Each entry below is to be transcribed exactly.
==== Source data ====
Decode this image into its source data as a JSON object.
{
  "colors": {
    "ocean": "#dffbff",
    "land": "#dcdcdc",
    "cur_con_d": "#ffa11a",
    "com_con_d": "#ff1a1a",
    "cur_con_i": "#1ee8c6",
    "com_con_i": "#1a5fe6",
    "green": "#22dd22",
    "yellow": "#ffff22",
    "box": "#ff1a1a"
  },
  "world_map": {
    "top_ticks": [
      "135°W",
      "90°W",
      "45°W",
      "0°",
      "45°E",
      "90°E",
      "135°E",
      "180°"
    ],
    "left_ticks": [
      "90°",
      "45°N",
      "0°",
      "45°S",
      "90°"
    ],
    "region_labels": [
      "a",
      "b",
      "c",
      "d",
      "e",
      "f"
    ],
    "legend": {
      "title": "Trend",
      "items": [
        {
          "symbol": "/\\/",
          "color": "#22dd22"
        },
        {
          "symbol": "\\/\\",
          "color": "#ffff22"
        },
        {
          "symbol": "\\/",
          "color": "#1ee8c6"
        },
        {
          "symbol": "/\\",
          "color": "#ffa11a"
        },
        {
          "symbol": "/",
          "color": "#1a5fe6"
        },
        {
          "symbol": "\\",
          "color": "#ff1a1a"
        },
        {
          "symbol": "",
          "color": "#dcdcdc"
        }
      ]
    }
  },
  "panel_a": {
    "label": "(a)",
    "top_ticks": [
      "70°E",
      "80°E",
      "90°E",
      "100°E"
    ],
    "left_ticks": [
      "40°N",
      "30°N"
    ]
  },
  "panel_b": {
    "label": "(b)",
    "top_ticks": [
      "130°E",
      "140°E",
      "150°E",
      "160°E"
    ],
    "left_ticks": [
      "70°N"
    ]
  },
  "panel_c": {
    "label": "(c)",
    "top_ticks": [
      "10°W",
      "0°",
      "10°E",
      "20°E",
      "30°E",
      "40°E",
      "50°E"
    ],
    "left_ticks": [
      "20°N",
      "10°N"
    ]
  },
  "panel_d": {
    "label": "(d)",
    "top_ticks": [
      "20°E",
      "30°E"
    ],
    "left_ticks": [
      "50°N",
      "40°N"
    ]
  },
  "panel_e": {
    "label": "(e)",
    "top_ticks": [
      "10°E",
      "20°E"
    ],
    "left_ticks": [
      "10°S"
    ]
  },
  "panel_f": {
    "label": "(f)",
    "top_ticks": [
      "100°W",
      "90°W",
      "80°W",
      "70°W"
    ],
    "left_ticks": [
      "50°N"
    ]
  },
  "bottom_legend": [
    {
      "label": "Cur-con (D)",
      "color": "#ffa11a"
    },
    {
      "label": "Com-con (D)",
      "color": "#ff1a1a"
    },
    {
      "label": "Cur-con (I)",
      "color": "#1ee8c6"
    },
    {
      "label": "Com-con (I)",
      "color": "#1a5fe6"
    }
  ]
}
====
| Solution |
Decode this image into its source data as a JSON object.
{
  "colors": {
    "ocean": "#dffbff",
    "land": "#dcdcdc",
    "cur_con_d": "#ffa11a",
    "com_con_d": "#ff1a1a",
    "cur_con_i": "#1ee8c6",
    "com_con_i": "#1a5fe6",
    "green": "#22dd22",
    "yellow": "#ffff22",
    "box": "#ff1a1a"
  },
  "world_map": {
    "top_ticks": [
      "135°W",
      "90°W",
      "45°W",
      "0°",
      "45°E",
      "90°E",
      "135°E",
      "180°"
    ],
    "left_ticks": [
      "90°",
      "45°N",
      "0°",
      "45°S",
      "90°"
    ],
    "region_labels": [
      "a",
      "b",
      "c",
      "d",
      "e",
      "f"
    ],
    "legend": {
      "title": "Trend",
      "items": [
        {
          "symbol": "/\\/",
          "color": "#22dd22"
        },
        {
          "symbol": "\\/\\",
          "color": "#ffff22"
        },
        {
          "symbol": "\\/",
          "color": "#1ee8c6"
        },
        {
          "symbol": "/\\",
          "color": "#ffa11a"
        },
        {
          "symbol": "/",
          "color": "#1a5fe6"
        },
        {
          "symbol": "\\",
          "color": "#ff1a1a"
        },
        {
          "symbol": "",
          "color": "#dcdcdc"
        }
      ]
    }
  },
  "panel_a": {
    "label": "(a)",
    "top_ticks": [
      "70°E",
      "80°E",
      "90°E",
      "100°E"
    ],
    "left_ticks": [
      "40°N",
      "30°N"
    ]
  },
  "panel_b": {
    "label": "(b)",
    "top_ticks": [
      "130°E",
      "140°E",
      "150°E",
      "160°E"
    ],
    "left_ticks": [
      "70°N"
    ]
  },
  "panel_c": {
    "label": "(c)",
    "top_ticks": [
      "10°W",
      "0°",
      "10°E",
      "20°E",
      "30°E",
      "40°E",
      "50°E"
    ],
    "left_ticks": [
      "20°N",
      "10°N"
    ]
  },
  "panel_d": {
    "label": "(d)",
    "top_ticks": [
      "20°E",
      "30°E"
    ],
    "left_ticks": [
      "50°N",
      "40°N"
    ]
  },
  "panel_e": {
    "label": "(e)",
    "top_ticks": [
      "10°E",
      "20°E"
    ],
    "left_ticks": [
      "10°S"
    ]
  },
  "panel_f": {
    "label": "(f)",
    "top_ticks": [
      "100°W",
      "90°W",
      "80°W",
      "70°W"
    ],
    "left_ticks": [
      "50°N"
    ]
  },
  "bottom_legend": [
    {
      "label": "Cur-con (D)",
      "color": "#ffa11a"
    },
    {
      "label": "Com-con (D)",
      "color": "#ff1a1a"
    },
    {
      "label": "Cur-con (I)",
      "color": "#1ee8c6"
    },
    {
      "label": "Com-con (I)",
      "color": "#1a5fe6"
    }
  ]
}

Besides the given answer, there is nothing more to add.